---- Provided data
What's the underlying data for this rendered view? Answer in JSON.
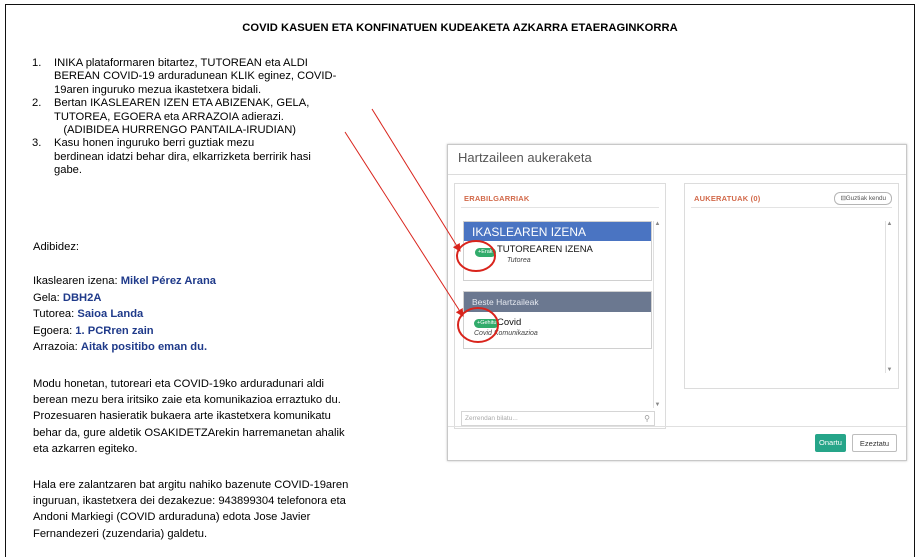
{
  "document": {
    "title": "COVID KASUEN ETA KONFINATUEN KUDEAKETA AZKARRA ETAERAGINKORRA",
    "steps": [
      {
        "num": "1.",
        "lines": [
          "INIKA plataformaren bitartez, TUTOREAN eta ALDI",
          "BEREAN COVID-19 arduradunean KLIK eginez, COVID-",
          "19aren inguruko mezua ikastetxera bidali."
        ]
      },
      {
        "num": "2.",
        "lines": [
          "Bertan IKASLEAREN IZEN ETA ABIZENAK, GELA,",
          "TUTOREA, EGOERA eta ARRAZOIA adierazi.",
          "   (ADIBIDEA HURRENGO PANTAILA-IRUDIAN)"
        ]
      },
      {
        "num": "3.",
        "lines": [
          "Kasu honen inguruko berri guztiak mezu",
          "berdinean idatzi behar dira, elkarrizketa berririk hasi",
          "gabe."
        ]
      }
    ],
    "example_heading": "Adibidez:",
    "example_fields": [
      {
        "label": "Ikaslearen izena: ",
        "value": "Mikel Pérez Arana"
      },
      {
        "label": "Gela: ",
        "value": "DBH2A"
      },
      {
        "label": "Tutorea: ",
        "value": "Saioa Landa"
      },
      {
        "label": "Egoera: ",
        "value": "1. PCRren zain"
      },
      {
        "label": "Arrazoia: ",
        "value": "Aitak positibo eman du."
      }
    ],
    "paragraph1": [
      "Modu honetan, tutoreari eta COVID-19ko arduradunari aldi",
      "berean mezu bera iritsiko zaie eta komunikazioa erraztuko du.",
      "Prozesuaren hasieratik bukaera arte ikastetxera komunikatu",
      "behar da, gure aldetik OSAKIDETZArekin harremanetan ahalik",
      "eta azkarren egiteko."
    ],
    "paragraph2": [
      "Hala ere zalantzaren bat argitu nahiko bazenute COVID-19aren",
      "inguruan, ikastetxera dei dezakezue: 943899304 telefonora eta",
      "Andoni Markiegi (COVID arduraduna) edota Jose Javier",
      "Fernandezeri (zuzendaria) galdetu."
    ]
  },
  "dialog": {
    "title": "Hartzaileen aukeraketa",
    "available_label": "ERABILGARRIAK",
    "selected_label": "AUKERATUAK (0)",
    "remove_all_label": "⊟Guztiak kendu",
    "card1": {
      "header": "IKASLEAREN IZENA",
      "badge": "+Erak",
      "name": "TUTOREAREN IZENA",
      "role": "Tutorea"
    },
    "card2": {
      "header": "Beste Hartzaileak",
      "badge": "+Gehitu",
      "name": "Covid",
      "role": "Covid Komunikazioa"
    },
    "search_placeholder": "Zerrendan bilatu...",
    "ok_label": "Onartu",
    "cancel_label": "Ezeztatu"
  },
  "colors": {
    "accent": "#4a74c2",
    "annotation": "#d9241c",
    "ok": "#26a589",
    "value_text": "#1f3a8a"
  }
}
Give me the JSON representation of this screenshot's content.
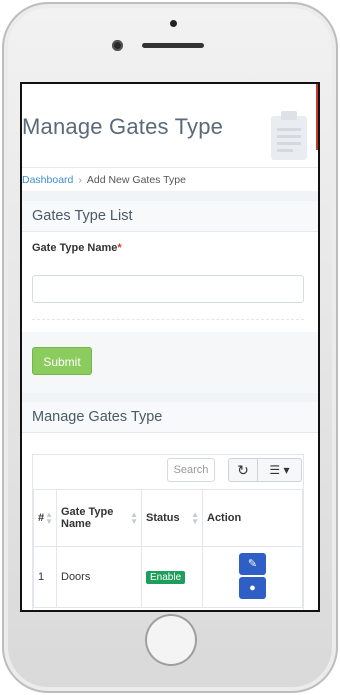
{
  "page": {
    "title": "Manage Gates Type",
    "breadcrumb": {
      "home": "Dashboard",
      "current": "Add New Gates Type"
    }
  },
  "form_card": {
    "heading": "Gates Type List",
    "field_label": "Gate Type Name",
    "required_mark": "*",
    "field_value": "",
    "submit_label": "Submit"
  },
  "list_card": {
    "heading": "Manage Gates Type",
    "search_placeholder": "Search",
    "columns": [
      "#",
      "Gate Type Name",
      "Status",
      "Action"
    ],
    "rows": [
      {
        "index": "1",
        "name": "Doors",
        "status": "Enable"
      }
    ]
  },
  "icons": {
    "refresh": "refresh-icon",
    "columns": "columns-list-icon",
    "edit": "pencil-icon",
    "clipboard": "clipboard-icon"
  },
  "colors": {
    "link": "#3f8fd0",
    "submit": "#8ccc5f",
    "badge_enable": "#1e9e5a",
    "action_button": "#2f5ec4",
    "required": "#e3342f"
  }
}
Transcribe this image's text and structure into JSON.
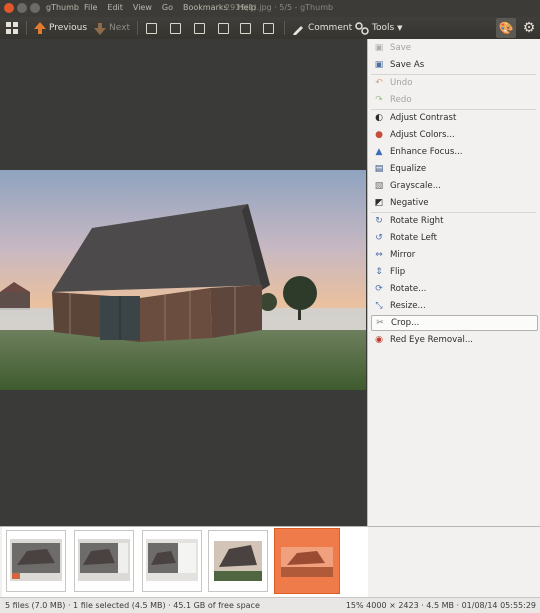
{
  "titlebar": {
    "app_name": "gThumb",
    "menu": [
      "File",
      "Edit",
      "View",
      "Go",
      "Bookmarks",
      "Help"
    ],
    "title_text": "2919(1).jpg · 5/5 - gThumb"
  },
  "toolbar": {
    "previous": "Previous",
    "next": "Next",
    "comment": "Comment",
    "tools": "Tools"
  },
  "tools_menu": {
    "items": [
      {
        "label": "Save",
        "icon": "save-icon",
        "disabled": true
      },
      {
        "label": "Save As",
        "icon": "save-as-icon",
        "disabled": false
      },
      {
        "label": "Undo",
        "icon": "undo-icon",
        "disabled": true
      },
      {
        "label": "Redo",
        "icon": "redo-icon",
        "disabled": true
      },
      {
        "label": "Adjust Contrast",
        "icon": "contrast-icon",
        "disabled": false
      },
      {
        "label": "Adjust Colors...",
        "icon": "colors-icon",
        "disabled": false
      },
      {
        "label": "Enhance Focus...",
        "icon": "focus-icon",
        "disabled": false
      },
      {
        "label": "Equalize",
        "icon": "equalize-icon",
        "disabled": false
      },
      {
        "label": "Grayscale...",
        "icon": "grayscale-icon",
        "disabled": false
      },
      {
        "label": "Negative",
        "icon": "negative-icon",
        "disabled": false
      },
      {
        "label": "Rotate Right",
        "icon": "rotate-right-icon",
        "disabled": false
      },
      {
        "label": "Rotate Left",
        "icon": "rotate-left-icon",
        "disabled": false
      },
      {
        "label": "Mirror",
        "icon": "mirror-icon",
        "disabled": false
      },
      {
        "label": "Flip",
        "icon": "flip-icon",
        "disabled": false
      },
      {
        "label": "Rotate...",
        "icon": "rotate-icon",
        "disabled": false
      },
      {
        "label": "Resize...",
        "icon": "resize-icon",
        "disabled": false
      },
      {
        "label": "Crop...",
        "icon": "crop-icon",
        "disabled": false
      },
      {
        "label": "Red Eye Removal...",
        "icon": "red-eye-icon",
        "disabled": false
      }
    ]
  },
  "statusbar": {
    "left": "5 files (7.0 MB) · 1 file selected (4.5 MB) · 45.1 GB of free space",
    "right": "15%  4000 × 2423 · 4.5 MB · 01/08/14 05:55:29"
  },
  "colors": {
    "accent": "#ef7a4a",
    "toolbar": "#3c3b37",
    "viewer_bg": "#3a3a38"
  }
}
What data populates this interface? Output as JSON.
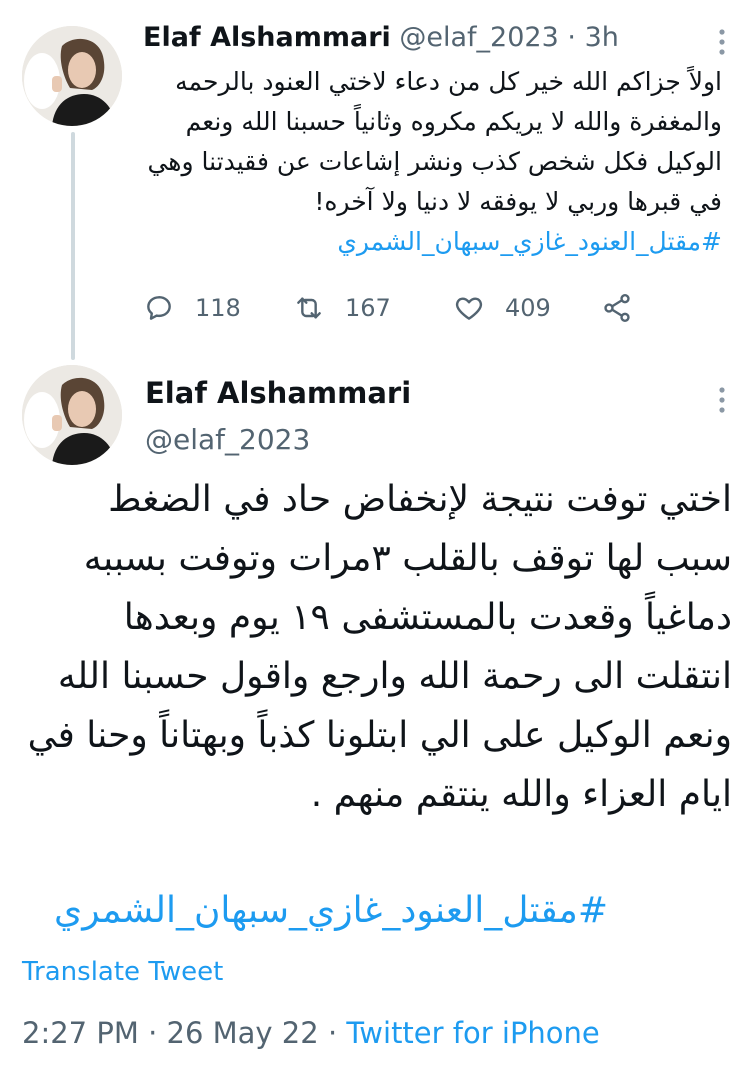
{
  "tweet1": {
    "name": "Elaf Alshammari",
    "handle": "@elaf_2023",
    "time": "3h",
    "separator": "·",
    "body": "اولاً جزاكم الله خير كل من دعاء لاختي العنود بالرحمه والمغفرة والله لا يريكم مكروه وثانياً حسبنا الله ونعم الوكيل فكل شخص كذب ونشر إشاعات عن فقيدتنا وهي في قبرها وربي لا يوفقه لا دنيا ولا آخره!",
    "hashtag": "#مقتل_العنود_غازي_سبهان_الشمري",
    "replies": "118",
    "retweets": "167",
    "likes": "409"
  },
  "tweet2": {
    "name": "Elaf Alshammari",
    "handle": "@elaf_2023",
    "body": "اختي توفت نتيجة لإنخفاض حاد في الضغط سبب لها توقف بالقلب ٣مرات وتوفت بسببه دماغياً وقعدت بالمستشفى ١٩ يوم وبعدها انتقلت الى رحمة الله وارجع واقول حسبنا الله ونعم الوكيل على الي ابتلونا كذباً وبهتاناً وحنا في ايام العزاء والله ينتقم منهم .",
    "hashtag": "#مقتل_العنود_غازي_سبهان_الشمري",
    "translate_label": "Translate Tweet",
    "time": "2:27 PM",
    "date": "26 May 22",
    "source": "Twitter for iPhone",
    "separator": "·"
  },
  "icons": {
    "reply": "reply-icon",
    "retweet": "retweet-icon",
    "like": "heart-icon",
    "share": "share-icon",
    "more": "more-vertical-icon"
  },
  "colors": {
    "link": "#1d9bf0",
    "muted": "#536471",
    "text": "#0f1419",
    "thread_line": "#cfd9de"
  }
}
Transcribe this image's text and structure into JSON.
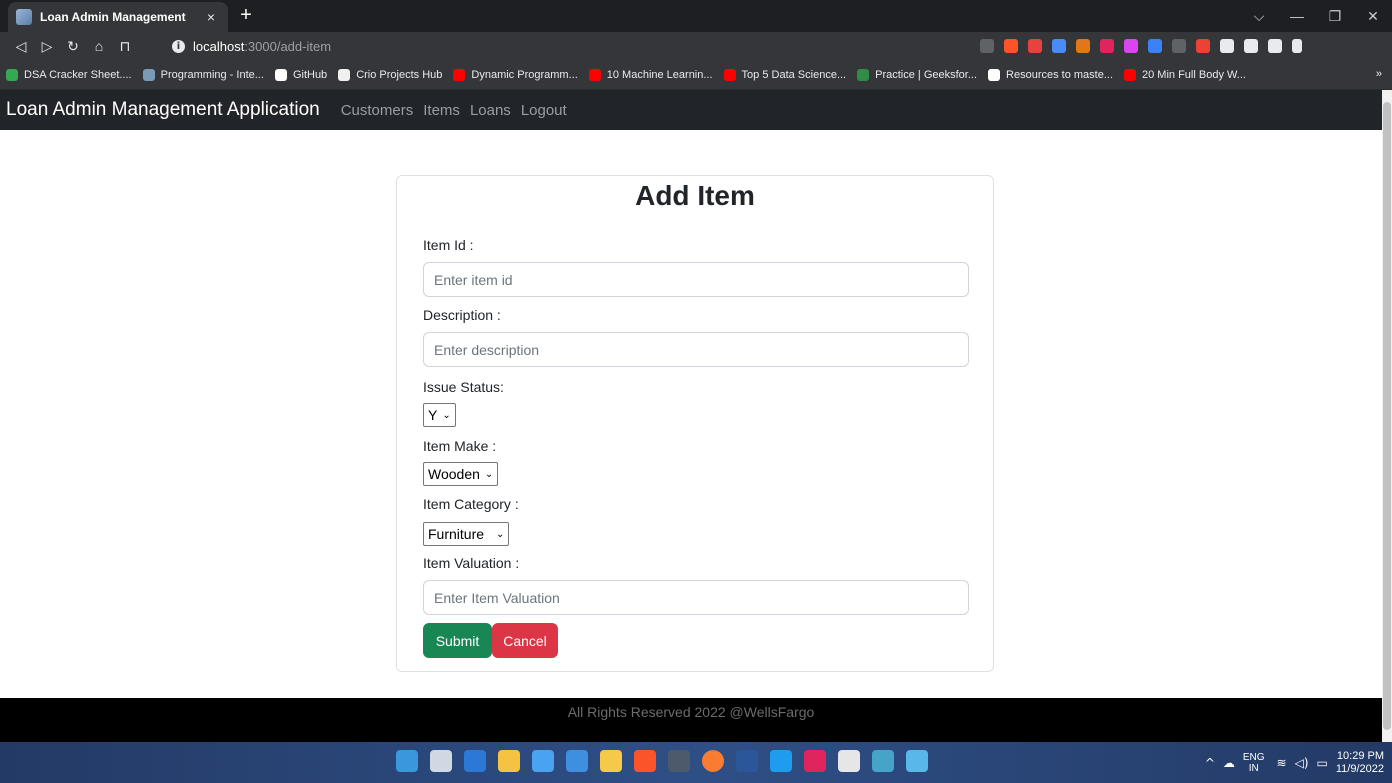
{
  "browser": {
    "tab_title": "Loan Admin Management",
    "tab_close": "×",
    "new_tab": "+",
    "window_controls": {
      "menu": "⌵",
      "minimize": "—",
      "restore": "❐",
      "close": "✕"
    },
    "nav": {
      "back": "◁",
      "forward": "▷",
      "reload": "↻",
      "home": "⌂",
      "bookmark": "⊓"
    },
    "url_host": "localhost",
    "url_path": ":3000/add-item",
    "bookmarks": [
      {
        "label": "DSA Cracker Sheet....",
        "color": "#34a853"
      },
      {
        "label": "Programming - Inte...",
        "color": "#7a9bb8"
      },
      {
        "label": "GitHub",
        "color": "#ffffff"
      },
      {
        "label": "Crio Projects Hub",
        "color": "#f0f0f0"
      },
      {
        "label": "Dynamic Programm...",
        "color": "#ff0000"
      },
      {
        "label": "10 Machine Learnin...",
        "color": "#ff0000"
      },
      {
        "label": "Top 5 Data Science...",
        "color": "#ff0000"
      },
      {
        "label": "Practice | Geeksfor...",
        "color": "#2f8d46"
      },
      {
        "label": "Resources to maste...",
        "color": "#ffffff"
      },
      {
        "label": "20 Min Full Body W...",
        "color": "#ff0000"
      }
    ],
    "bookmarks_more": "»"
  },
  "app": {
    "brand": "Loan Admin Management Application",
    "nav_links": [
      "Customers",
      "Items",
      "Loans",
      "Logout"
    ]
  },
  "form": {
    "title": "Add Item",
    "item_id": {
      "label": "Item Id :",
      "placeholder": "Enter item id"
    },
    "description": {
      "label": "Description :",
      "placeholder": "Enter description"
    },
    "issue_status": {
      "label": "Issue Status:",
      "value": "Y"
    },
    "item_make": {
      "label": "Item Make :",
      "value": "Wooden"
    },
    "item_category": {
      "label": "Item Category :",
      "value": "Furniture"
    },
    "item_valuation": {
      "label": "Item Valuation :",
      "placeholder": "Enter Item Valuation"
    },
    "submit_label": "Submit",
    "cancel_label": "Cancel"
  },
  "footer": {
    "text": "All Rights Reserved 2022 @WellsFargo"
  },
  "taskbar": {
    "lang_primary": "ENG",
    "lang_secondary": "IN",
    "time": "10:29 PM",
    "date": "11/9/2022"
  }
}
--------
How many lines in these entries hold the string "inguruko"? Answer with the number alone.

2